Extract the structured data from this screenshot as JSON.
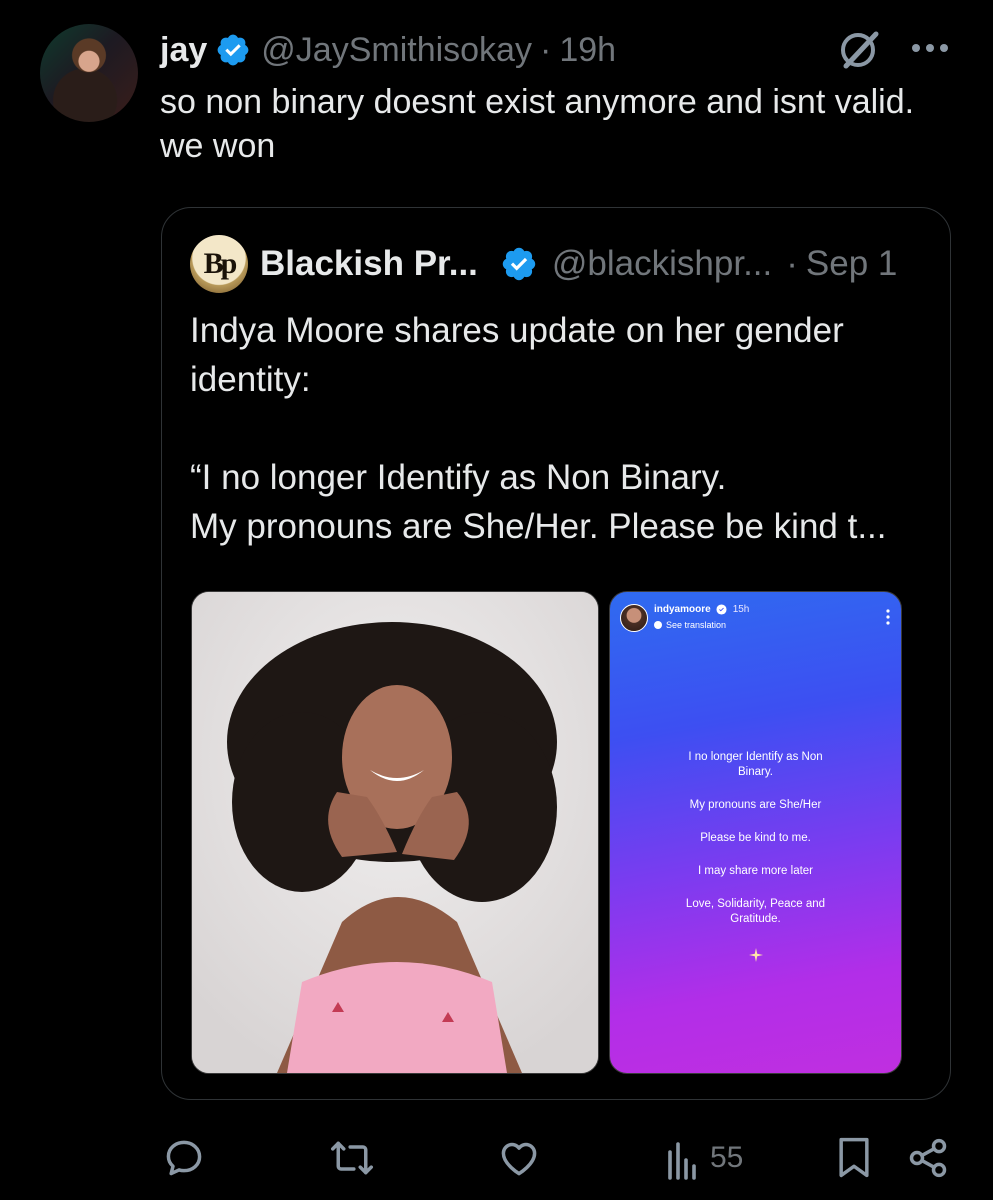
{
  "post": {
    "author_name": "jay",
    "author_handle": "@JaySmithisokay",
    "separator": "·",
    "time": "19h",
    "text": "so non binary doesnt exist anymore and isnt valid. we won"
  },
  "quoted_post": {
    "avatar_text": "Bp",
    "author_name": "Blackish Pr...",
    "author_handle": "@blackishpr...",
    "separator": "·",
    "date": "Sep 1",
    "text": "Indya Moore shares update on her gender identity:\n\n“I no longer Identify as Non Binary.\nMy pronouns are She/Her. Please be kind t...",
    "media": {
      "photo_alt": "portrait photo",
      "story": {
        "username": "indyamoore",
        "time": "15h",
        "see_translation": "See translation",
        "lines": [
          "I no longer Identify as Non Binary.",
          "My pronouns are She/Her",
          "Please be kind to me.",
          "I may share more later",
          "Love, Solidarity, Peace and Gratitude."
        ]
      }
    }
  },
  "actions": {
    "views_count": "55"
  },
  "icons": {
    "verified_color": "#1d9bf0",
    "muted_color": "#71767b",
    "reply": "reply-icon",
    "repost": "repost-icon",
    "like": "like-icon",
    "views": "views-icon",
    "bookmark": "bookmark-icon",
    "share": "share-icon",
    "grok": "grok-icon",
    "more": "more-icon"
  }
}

* * *

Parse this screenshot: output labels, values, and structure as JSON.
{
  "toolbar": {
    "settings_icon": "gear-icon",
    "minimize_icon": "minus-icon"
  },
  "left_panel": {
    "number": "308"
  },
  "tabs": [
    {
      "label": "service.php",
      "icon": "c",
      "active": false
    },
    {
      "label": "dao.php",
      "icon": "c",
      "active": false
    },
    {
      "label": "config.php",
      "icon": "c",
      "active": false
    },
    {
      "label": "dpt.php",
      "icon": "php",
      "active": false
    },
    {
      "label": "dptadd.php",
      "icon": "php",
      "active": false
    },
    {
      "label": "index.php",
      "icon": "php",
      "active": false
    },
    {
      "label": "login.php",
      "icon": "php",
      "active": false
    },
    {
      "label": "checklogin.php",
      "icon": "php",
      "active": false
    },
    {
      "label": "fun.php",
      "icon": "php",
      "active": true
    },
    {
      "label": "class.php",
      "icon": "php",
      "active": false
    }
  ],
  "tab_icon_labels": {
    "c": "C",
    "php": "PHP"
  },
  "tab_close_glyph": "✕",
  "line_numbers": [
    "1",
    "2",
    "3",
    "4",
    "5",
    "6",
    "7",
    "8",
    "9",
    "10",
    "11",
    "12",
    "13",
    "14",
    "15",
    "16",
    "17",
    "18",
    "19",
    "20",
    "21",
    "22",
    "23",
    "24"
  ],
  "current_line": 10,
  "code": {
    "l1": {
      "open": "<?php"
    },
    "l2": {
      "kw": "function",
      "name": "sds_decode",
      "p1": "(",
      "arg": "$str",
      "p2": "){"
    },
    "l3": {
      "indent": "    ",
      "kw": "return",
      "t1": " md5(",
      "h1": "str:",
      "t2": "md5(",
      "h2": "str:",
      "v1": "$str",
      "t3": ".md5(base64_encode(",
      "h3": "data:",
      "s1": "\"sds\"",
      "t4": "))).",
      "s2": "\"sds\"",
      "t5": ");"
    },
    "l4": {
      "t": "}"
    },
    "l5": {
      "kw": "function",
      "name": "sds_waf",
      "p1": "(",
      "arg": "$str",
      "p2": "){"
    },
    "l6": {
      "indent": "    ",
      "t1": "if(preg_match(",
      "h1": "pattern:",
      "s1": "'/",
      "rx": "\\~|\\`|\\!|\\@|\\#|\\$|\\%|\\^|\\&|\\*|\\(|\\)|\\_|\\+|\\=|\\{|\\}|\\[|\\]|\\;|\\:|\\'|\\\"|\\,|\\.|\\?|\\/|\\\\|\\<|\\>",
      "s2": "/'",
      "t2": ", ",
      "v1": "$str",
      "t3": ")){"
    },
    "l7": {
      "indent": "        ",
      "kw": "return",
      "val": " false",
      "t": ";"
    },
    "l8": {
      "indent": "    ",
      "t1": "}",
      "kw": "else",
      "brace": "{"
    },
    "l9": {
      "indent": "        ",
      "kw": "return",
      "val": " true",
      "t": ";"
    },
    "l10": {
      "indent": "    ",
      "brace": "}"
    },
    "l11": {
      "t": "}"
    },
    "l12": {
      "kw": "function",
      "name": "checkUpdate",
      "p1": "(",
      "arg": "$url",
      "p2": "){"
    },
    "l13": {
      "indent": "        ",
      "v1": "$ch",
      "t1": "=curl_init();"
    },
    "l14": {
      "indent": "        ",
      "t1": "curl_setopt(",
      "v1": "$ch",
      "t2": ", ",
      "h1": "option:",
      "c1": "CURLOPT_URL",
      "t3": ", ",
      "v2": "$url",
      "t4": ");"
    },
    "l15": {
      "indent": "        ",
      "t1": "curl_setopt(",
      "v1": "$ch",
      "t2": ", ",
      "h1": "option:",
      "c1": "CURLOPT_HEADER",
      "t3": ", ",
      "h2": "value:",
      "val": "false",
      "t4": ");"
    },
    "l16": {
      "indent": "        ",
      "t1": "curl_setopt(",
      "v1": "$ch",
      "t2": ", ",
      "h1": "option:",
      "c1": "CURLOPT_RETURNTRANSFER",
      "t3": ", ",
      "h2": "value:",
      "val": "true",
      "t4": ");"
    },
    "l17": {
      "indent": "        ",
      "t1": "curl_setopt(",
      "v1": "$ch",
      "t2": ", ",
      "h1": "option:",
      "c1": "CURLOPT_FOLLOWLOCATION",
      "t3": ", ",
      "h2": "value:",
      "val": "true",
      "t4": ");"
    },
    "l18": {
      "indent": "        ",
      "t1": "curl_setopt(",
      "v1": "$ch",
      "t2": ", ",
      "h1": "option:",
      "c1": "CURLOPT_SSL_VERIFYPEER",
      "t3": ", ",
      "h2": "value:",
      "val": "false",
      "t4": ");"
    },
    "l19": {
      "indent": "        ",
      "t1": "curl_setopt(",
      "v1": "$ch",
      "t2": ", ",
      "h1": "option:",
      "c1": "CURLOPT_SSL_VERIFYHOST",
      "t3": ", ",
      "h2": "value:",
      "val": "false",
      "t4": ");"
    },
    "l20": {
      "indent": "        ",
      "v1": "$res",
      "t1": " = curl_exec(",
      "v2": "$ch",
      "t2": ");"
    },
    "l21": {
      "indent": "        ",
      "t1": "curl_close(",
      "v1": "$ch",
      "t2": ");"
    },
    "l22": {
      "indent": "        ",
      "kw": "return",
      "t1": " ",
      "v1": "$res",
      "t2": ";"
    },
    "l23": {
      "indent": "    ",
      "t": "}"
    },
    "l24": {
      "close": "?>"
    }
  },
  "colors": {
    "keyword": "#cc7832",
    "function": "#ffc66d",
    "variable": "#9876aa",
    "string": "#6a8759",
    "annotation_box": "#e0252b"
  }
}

--

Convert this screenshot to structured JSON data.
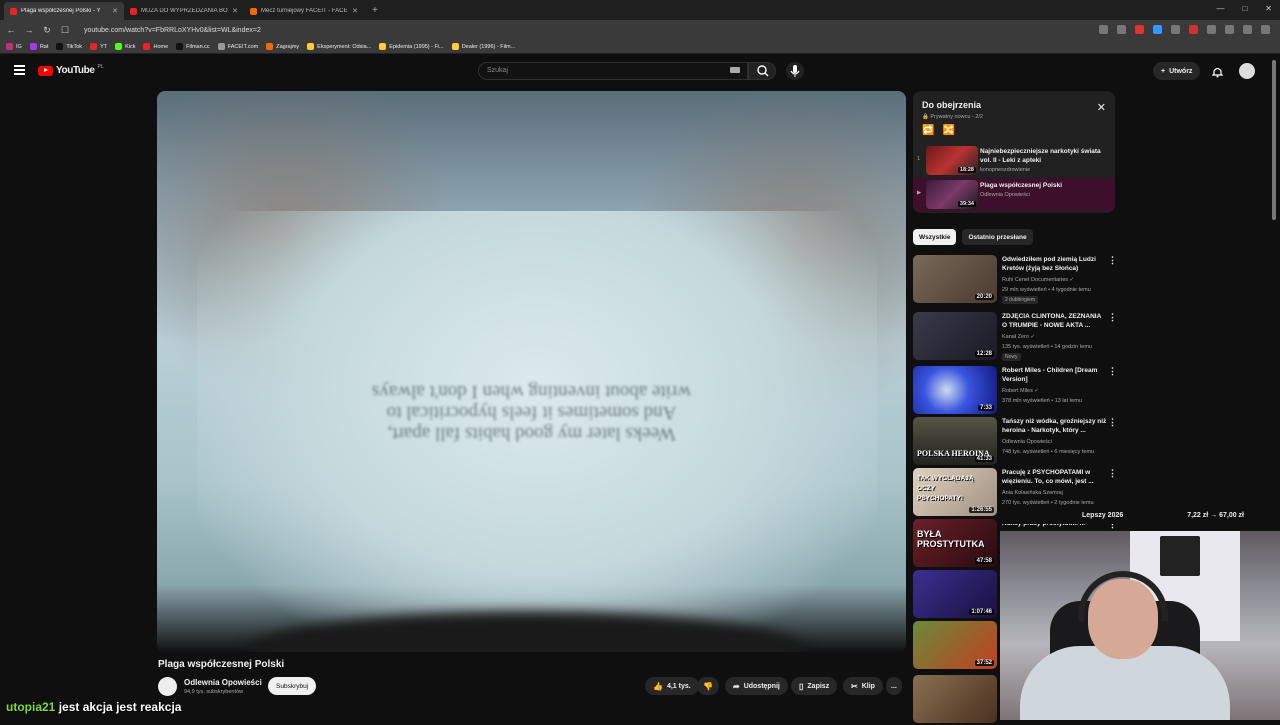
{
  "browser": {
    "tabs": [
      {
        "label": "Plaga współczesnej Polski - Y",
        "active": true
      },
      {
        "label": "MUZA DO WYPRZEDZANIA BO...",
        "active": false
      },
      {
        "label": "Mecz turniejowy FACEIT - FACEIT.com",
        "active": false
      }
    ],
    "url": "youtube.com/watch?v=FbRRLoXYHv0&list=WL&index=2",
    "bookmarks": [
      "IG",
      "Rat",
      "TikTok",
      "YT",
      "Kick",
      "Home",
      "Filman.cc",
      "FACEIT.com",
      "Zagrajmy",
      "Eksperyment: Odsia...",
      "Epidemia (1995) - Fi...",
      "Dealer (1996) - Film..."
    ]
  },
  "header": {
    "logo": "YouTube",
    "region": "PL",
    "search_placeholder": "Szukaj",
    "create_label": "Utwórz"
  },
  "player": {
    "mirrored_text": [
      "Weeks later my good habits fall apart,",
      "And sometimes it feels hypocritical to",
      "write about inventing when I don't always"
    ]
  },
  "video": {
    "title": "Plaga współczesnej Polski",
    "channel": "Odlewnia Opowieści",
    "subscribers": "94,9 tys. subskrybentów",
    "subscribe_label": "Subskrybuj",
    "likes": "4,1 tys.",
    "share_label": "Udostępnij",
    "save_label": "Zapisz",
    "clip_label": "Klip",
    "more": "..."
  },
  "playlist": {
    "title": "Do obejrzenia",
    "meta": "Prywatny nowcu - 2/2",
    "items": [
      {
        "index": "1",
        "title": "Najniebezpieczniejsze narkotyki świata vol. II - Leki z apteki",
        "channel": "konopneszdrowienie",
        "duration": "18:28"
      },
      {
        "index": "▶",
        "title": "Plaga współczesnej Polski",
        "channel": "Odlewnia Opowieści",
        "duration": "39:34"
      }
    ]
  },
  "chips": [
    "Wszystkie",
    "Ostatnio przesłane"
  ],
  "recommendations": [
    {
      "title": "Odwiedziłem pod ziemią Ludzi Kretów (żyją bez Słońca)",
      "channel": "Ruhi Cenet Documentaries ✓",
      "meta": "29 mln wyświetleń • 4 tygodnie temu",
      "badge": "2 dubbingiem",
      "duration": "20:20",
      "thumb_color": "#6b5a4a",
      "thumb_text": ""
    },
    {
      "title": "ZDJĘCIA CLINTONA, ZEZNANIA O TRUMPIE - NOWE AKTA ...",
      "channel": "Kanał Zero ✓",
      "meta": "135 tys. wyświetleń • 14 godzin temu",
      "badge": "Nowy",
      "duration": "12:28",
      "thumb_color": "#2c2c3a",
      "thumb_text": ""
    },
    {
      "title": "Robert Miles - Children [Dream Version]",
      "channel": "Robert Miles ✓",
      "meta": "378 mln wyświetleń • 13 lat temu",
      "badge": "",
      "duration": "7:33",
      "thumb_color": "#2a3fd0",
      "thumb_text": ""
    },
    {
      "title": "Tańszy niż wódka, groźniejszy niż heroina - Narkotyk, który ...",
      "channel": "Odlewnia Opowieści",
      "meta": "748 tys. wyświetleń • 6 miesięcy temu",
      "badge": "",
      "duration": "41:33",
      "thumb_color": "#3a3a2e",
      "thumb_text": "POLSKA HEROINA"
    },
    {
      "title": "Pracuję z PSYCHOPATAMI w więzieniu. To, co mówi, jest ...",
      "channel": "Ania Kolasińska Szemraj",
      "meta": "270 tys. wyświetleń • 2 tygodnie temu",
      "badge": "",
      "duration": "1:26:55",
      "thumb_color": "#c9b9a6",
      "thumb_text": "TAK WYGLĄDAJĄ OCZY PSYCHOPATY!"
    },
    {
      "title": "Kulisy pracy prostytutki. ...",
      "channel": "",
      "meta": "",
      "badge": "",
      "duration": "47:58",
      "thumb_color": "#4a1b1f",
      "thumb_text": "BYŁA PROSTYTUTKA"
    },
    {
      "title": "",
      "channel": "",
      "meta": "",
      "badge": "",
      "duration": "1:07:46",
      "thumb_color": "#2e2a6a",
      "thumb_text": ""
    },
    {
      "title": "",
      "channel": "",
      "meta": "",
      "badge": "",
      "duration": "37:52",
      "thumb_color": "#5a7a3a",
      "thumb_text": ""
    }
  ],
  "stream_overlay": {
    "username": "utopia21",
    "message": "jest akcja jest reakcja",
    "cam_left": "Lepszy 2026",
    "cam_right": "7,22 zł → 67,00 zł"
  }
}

= GIVEN REQUEST =
Review the preceding data and report every line that includes the string "Opowieści".

= THE SOLUTION =
    "channel": "Odlewnia Opowieści",
        "channel": "Odlewnia Opowieści",
      "channel": "Odlewnia Opowieści",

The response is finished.